■ DIRECTION ■
Skip the images and return the records below exactly.

■ EXTRACTED ENTRIES ■
________________________________________
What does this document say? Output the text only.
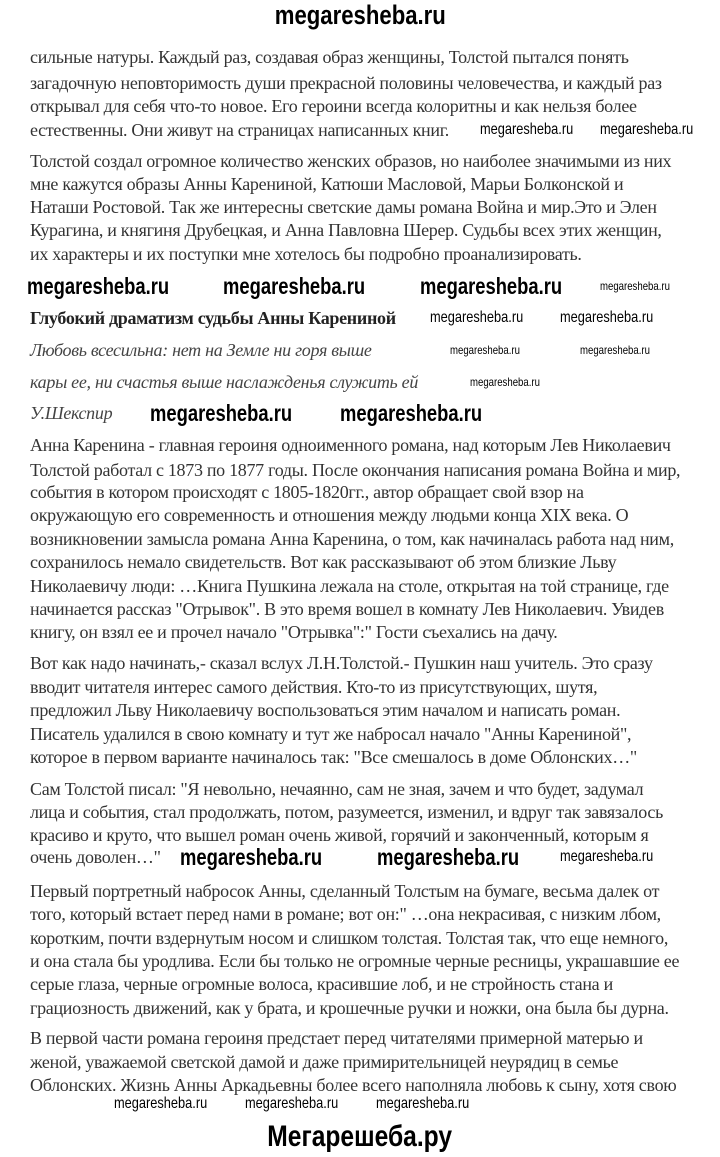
megaresheba.ru
сильные натуры. Каждый раз, создавая образ женщины, Толстой пытался понять
загадочную неповторимость души прекрасной половины человечества, и каждый раз
открывал для себя что-то новое. Его героини всегда колоритны и как нельзя более
естественны. Они живут на страницах написанных книг.
Толстой создал огромное количество женских образов, но наиболее значимыми из них
мне кажутся образы Анны Карениной, Катюши Масловой, Марьи Болконской и
Наташи Ростовой. Так же интересны светские дамы романа Война и мир.Это и Элен
Курагина, и княгиня Друбецкая, и Анна Павловна Шерер. Судьбы всех этих женщин,
их характеры и их поступки мне хотелось бы подробно проанализировать.
Глубокий драматизм судьбы Анны Карениной
Любовь всесильна: нет на Земле ни горя выше
кары ее, ни счастья выше наслажденья служить ей
У.Шекспир
Анна Каренина - главная героиня одноименного романа, над которым Лев Николаевич
Толстой работал с 1873 по 1877 годы. После окончания написания романа Война и мир,
события в котором происходят с 1805-1820гг., автор обращает свой взор на
окружающую его современность и отношения между людьми конца XIX века. О
возникновении замысла романа Анна Каренина, о том, как начиналась работа над ним,
сохранилось немало свидетельств. Вот как рассказывают об этом близкие Льву
Николаевичу люди: …Книга Пушкина лежала на столе, открытая на той странице, где
начинается рассказ "Отрывок". В это время вошел в комнату Лев Николаевич. Увидев
книгу, он взял ее и прочел начало "Отрывка":" Гости съехались на дачу.
Вот как надо начинать,- сказал вслух Л.Н.Толстой.- Пушкин наш учитель. Это сразу
вводит читателя интерес самого действия. Кто-то из присутствующих, шутя,
предложил Льву Николаевичу воспользоваться этим началом и написать роман.
Писатель удалился в свою комнату и тут же набросал начало "Анны Карениной",
которое в первом варианте начиналось так: "Все смешалось в доме Облонских…"
Сам Толстой писал: "Я невольно, нечаянно, сам не зная, зачем и что будет, задумал
лица и события, стал продолжать, потом, разумеется, изменил, и вдруг так завязалось
красиво и круто, что вышел роман очень живой, горячий и законченный, которым я
очень доволен…"
Первый портретный набросок Анны, сделанный Толстым на бумаге, весьма далек от
того, который встает перед нами в романе; вот он:" …она некрасивая, с низким лбом,
коротким, почти вздернутым носом и слишком толстая. Толстая так, что еще немного,
и она стала бы уродлива. Если бы только не огромные черные ресницы, украшавшие ее
серые глаза, черные огромные волоса, красившие лоб, и не стройность стана и
грациозность движений, как у брата, и крошечные ручки и ножки, она была бы дурна.
В первой части романа героиня предстает перед читателями примерной матерью и
женой, уважаемой светской дамой и даже примирительницей неурядиц в семье
Облонских. Жизнь Анны Аркадьевны более всего наполняла любовь к сыну, хотя свою
megaresheba.ru megaresheba.ru
megaresheba.ru
megaresheba.ru megaresheba.ru	megaresheba.ru
megaresheba.ru megaresheba.ru
megaresheba.ru
megaresheba.ru
megaresheba.ru megaresheba.ru
megaresheba.ru
megaresheba.ru
megaresheba.ru megaresheba.ru
megaresheba.ru megaresheba.ru megaresheba.ru
Мегарешеба.ру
________________________________________
■ SOLUTION TO THIS PROBLEM ■
What does this document say? Output the text only.
megaresheba.ru
сильные натуры. Каждый раз, создавая образ женщины, Толстой пытался понять
загадочную неповторимость души прекрасной половины человечества, и каждый раз
открывал для себя что-то новое. Его героини всегда колоритны и как нельзя более
естественны. Они живут на страницах написанных книг.
Толстой создал огромное количество женских образов, но наиболее значимыми из них
мне кажутся образы Анны Карениной, Катюши Масловой, Марьи Болконской и
Наташи Ростовой. Так же интересны светские дамы романа Война и мир.Это и Элен
Курагина, и княгиня Друбецкая, и Анна Павловна Шерер. Судьбы всех этих женщин,
их характеры и их поступки мне хотелось бы подробно проанализировать.
Глубокий драматизм судьбы Анны Карениной
Любовь всесильна: нет на Земле ни горя выше
кары ее, ни счастья выше наслажденья служить ей
У.Шекспир
Анна Каренина - главная героиня одноименного романа, над которым Лев Николаевич
Толстой работал с 1873 по 1877 годы. После окончания написания романа Война и мир,
события в котором происходят с 1805-1820гг., автор обращает свой взор на
окружающую его современность и отношения между людьми конца XIX века. О
возникновении замысла романа Анна Каренина, о том, как начиналась работа над ним,
сохранилось немало свидетельств. Вот как рассказывают об этом близкие Льву
Николаевичу люди: …Книга Пушкина лежала на столе, открытая на той странице, где
начинается рассказ "Отрывок". В это время вошел в комнату Лев Николаевич. Увидев
книгу, он взял ее и прочел начало "Отрывка":" Гости съехались на дачу.
Вот как надо начинать,- сказал вслух Л.Н.Толстой.- Пушкин наш учитель. Это сразу
вводит читателя интерес самого действия. Кто-то из присутствующих, шутя,
предложил Льву Николаевичу воспользоваться этим началом и написать роман.
Писатель удалился в свою комнату и тут же набросал начало "Анны Карениной",
которое в первом варианте начиналось так: "Все смешалось в доме Облонских…"
Сам Толстой писал: "Я невольно, нечаянно, сам не зная, зачем и что будет, задумал
лица и события, стал продолжать, потом, разумеется, изменил, и вдруг так завязалось
красиво и круто, что вышел роман очень живой, горячий и законченный, которым я
очень доволен…"
Первый портретный набросок Анны, сделанный Толстым на бумаге, весьма далек от
того, который встает перед нами в романе; вот он:" …она некрасивая, с низким лбом,
коротким, почти вздернутым носом и слишком толстая. Толстая так, что еще немного,
и она стала бы уродлива. Если бы только не огромные черные ресницы, украшавшие ее
серые глаза, черные огромные волоса, красившие лоб, и не стройность стана и
грациозность движений, как у брата, и крошечные ручки и ножки, она была бы дурна.
В первой части романа героиня предстает перед читателями примерной матерью и
женой, уважаемой светской дамой и даже примирительницей неурядиц в семье
Облонских. Жизнь Анны Аркадьевны более всего наполняла любовь к сыну, хотя свою
megaresheba.ru megaresheba.ru
megaresheba.ru
megaresheba.ru megaresheba.ru	megaresheba.ru
megaresheba.ru megaresheba.ru
megaresheba.ru
megaresheba.ru
megaresheba.ru megaresheba.ru
megaresheba.ru
megaresheba.ru
megaresheba.ru megaresheba.ru
megaresheba.ru megaresheba.ru megaresheba.ru
Мегарешеба.ру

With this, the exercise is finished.